▸ **The request**
Across the listing below, count the lines that mention the string "label". Reply with the figure only.
# Record extracts start
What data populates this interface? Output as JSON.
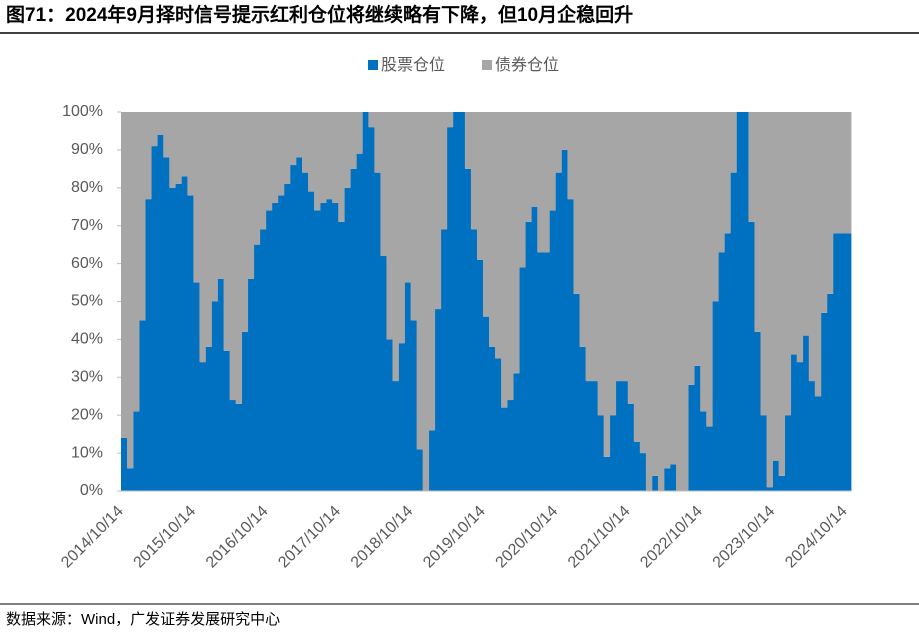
{
  "chart_data": {
    "type": "stacked-bar",
    "title": "图71：2024年9月择时信号提示红利仓位将继续略有下降，但10月企稳回升",
    "source": "数据来源：Wind，广发证券发展研究中心",
    "categories": [
      "2014/10/14",
      null,
      null,
      null,
      null,
      null,
      null,
      null,
      null,
      null,
      null,
      null,
      "2015/10/14",
      null,
      null,
      null,
      null,
      null,
      null,
      null,
      null,
      null,
      null,
      null,
      "2016/10/14",
      null,
      null,
      null,
      null,
      null,
      null,
      null,
      null,
      null,
      null,
      null,
      "2017/10/14",
      null,
      null,
      null,
      null,
      null,
      null,
      null,
      null,
      null,
      null,
      null,
      "2018/10/14",
      null,
      null,
      null,
      null,
      null,
      null,
      null,
      null,
      null,
      null,
      null,
      "2019/10/14",
      null,
      null,
      null,
      null,
      null,
      null,
      null,
      null,
      null,
      null,
      null,
      "2020/10/14",
      null,
      null,
      null,
      null,
      null,
      null,
      null,
      null,
      null,
      null,
      null,
      "2021/10/14",
      null,
      null,
      null,
      null,
      null,
      null,
      null,
      null,
      null,
      null,
      null,
      "2022/10/14",
      null,
      null,
      null,
      null,
      null,
      null,
      null,
      null,
      null,
      null,
      null,
      "2023/10/14",
      null,
      null,
      null,
      null,
      null,
      null,
      null,
      null,
      null,
      null,
      null,
      "2024/10/14"
    ],
    "series": [
      {
        "name": "股票仓位",
        "color": "#0070c0",
        "values": [
          14,
          6,
          21,
          45,
          77,
          91,
          94,
          88,
          80,
          81,
          83,
          78,
          55,
          34,
          38,
          50,
          56,
          37,
          24,
          23,
          42,
          56,
          65,
          69,
          74,
          76,
          78,
          81,
          86,
          88,
          84,
          79,
          74,
          76,
          77,
          76,
          71,
          80,
          85,
          89,
          100,
          96,
          84,
          62,
          40,
          29,
          39,
          55,
          45,
          11,
          0,
          16,
          48,
          69,
          96,
          100,
          100,
          85,
          69,
          61,
          46,
          38,
          35,
          22,
          24,
          31,
          59,
          71,
          75,
          63,
          63,
          74,
          84,
          90,
          77,
          52,
          38,
          29,
          29,
          20,
          9,
          20,
          29,
          29,
          23,
          13,
          10,
          0,
          4,
          0,
          6,
          7,
          0,
          0,
          28,
          33,
          21,
          17,
          50,
          63,
          68,
          84,
          100,
          100,
          71,
          42,
          20,
          1,
          8,
          4,
          20,
          36,
          34,
          41,
          29,
          25,
          47,
          52,
          68,
          68,
          68
        ]
      },
      {
        "name": "债券仓位",
        "color": "#a6a6a6",
        "values": [
          86,
          94,
          79,
          55,
          23,
          9,
          6,
          12,
          20,
          19,
          17,
          22,
          45,
          66,
          62,
          50,
          44,
          63,
          76,
          77,
          58,
          44,
          35,
          31,
          26,
          24,
          22,
          19,
          14,
          12,
          16,
          21,
          26,
          24,
          23,
          24,
          29,
          20,
          15,
          11,
          0,
          4,
          16,
          38,
          60,
          71,
          61,
          45,
          55,
          89,
          100,
          84,
          52,
          31,
          4,
          0,
          0,
          15,
          31,
          39,
          54,
          62,
          65,
          78,
          76,
          69,
          41,
          29,
          25,
          37,
          37,
          26,
          16,
          10,
          23,
          48,
          62,
          71,
          71,
          80,
          91,
          80,
          71,
          71,
          77,
          87,
          90,
          100,
          96,
          100,
          94,
          93,
          100,
          100,
          72,
          67,
          79,
          83,
          50,
          37,
          32,
          16,
          0,
          0,
          29,
          58,
          80,
          99,
          92,
          96,
          80,
          64,
          66,
          59,
          71,
          75,
          53,
          48,
          32,
          32,
          32
        ]
      }
    ],
    "ylim": [
      0,
      100
    ],
    "yticks": [
      {
        "value": 0,
        "label": "0%"
      },
      {
        "value": 10,
        "label": "10%"
      },
      {
        "value": 20,
        "label": "20%"
      },
      {
        "value": 30,
        "label": "30%"
      },
      {
        "value": 40,
        "label": "40%"
      },
      {
        "value": 50,
        "label": "50%"
      },
      {
        "value": 60,
        "label": "60%"
      },
      {
        "value": 70,
        "label": "70%"
      },
      {
        "value": 80,
        "label": "80%"
      },
      {
        "value": 90,
        "label": "90%"
      },
      {
        "value": 100,
        "label": "100%"
      }
    ],
    "legend": "top"
  }
}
# Record extracts end
▸ **Output**
11